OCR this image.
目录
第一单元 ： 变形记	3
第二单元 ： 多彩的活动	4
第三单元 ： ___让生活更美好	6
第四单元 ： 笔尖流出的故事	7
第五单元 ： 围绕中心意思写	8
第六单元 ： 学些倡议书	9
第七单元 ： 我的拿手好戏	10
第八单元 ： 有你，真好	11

* * *

Output all records verbatim.

§ **Output**:
OCR this image.
目录
第一单元 ： 变形记	3
第二单元 ： 多彩的活动	4
第三单元 ： ___让生活更美好	6
第四单元 ： 笔尖流出的故事	7
第五单元 ： 围绕中心意思写	8
第六单元 ： 学些倡议书	9
第七单元 ： 我的拿手好戏	10
第八单元 ： 有你，真好	11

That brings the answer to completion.